Goal of the exercise -> Go through the listing and pick out each line with the word "text" in it.
########################################
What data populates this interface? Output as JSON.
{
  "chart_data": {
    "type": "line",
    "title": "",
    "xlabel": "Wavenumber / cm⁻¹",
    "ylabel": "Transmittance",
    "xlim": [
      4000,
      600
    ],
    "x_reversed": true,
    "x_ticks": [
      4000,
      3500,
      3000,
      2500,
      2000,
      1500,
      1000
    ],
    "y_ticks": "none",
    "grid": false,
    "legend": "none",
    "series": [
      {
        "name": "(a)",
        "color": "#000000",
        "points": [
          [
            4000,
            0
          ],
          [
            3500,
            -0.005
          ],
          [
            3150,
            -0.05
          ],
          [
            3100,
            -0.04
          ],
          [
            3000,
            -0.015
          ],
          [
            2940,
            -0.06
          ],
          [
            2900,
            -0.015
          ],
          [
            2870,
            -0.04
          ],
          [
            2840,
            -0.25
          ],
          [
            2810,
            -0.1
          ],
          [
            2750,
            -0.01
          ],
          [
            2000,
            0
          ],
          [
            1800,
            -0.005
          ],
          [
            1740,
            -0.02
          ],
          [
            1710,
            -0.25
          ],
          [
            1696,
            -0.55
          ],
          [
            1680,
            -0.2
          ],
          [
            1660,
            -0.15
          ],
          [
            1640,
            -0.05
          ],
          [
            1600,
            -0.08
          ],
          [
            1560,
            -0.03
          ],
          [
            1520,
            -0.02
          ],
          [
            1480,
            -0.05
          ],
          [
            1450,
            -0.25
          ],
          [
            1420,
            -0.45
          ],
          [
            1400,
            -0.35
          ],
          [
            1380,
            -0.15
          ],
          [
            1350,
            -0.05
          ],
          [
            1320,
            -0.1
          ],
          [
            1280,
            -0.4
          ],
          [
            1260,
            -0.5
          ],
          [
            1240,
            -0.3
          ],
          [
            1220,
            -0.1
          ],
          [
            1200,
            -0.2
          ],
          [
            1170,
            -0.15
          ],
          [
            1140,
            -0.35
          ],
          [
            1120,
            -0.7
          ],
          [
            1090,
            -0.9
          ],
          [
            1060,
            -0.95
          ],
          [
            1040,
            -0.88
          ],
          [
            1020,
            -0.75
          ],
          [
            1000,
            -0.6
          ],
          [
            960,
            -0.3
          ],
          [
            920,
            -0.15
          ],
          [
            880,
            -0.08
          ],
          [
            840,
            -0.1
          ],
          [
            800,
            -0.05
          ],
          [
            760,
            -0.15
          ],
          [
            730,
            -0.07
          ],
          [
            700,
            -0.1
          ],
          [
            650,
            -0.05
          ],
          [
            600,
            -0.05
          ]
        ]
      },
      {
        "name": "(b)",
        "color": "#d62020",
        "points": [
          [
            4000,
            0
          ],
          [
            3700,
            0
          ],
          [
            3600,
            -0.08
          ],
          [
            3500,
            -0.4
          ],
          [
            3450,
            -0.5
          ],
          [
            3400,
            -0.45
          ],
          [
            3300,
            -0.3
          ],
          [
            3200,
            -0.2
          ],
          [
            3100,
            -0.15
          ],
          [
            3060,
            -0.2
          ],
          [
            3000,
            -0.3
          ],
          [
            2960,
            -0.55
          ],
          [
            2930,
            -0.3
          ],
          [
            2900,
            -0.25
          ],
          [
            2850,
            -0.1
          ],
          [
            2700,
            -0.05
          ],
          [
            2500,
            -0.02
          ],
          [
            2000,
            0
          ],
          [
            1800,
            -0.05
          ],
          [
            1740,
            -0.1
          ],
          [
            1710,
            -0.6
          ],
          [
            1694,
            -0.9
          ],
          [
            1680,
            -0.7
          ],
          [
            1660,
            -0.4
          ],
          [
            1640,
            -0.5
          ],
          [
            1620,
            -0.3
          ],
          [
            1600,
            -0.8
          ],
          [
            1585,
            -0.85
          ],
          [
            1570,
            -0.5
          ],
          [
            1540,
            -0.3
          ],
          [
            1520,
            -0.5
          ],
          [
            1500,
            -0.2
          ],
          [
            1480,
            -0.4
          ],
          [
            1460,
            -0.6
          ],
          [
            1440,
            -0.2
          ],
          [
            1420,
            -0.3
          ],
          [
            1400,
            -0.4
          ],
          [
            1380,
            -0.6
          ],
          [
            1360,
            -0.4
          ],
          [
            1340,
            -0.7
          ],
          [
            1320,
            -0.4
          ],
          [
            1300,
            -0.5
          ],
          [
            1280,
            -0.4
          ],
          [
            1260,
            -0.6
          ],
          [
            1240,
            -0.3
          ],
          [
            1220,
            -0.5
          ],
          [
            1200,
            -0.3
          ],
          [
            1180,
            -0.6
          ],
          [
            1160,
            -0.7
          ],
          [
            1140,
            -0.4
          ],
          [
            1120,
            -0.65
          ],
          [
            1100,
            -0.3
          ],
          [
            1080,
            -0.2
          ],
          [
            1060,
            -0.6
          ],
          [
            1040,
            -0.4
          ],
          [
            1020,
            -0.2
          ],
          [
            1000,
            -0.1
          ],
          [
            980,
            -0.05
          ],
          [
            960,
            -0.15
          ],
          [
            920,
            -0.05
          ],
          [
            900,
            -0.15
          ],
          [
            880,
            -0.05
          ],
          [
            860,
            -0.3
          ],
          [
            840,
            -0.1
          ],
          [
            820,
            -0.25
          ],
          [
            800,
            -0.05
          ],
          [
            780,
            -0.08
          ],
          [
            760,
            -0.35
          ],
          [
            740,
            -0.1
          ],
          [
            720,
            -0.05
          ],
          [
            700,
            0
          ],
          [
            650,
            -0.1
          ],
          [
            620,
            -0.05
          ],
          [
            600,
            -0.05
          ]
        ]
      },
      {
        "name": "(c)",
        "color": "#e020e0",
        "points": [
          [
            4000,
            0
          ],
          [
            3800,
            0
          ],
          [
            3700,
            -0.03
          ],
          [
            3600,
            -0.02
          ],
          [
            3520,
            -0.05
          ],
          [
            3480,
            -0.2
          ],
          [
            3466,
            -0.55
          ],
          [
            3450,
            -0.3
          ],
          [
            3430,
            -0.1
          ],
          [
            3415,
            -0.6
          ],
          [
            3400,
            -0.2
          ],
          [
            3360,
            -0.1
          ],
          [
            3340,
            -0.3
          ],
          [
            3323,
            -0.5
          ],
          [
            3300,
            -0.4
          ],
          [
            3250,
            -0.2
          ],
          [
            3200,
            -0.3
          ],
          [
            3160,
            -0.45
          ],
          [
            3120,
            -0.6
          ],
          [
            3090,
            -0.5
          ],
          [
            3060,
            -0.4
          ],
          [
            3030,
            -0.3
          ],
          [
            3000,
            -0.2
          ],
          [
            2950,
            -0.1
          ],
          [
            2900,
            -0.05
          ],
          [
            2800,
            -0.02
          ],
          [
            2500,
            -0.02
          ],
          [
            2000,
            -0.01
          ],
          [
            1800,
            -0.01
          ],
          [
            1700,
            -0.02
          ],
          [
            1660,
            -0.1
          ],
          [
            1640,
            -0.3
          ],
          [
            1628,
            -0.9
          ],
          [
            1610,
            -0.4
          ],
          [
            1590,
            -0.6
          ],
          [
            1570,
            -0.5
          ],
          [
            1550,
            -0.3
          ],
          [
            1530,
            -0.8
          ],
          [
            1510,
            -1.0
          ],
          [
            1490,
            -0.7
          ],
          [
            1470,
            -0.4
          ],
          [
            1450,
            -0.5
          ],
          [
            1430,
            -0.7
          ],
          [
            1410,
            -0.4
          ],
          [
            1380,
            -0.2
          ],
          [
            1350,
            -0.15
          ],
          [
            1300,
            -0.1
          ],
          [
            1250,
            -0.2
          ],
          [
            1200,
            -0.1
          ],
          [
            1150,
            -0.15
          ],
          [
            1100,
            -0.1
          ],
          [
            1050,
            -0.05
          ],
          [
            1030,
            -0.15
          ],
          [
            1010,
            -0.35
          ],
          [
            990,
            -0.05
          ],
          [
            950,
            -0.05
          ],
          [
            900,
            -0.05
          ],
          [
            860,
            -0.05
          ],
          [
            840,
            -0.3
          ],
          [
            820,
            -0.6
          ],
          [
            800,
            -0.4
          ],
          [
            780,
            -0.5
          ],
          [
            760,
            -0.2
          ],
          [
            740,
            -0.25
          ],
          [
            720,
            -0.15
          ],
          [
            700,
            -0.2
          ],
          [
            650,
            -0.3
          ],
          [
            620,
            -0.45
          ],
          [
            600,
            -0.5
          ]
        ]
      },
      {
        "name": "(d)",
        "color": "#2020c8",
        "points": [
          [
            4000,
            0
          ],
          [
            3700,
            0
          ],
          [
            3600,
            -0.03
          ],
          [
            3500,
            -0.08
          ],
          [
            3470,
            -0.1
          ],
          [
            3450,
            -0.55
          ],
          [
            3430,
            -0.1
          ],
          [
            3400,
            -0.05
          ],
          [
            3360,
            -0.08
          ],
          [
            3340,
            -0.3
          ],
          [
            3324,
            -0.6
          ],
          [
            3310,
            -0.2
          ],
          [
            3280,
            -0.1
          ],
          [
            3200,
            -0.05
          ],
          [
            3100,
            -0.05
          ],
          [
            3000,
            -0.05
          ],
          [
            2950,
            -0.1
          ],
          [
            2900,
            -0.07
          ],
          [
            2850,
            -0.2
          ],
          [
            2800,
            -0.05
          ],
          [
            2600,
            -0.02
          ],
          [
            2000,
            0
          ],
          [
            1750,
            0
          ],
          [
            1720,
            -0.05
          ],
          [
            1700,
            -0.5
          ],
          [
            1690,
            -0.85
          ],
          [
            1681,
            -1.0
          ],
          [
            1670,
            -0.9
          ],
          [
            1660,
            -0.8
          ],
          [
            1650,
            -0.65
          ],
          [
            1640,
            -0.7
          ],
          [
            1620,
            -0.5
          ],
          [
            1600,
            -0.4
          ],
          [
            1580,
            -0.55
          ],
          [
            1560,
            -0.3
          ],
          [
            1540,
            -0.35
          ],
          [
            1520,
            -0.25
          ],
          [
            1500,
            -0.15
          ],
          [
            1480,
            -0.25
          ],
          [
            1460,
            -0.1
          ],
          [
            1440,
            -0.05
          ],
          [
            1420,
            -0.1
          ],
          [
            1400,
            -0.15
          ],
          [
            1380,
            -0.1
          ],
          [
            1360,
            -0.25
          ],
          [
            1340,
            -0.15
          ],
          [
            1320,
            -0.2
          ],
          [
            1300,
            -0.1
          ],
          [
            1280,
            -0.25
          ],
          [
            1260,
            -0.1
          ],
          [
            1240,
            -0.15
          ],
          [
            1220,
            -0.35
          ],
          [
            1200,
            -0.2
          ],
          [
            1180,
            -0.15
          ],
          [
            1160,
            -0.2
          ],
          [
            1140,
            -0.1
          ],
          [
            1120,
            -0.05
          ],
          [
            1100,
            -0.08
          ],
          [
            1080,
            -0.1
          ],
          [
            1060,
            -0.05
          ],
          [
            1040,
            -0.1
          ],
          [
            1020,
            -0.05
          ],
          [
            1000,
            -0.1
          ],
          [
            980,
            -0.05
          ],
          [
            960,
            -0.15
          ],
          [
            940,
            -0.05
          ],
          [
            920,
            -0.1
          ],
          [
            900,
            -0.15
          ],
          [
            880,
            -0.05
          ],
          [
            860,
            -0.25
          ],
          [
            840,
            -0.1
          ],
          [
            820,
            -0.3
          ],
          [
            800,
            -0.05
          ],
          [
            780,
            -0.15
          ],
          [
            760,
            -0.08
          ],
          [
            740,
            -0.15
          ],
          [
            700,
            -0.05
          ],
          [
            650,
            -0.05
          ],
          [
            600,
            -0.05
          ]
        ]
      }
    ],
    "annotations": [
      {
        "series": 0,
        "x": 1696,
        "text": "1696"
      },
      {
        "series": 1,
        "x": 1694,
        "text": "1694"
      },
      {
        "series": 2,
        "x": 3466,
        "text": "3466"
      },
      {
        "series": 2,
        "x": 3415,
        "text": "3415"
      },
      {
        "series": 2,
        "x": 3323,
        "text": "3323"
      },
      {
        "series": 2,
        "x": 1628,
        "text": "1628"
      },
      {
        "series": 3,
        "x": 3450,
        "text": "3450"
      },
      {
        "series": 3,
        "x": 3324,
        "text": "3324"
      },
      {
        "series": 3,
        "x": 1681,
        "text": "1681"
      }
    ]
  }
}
########################################
Finished exercise ->
        "text": "1696"
        "text": "1694"
        "text": "3466"
        "text": "3415"
        "text": "3323"
        "text": "1628"
        "text": "3450"
        "text": "3324"
        "text": "1681"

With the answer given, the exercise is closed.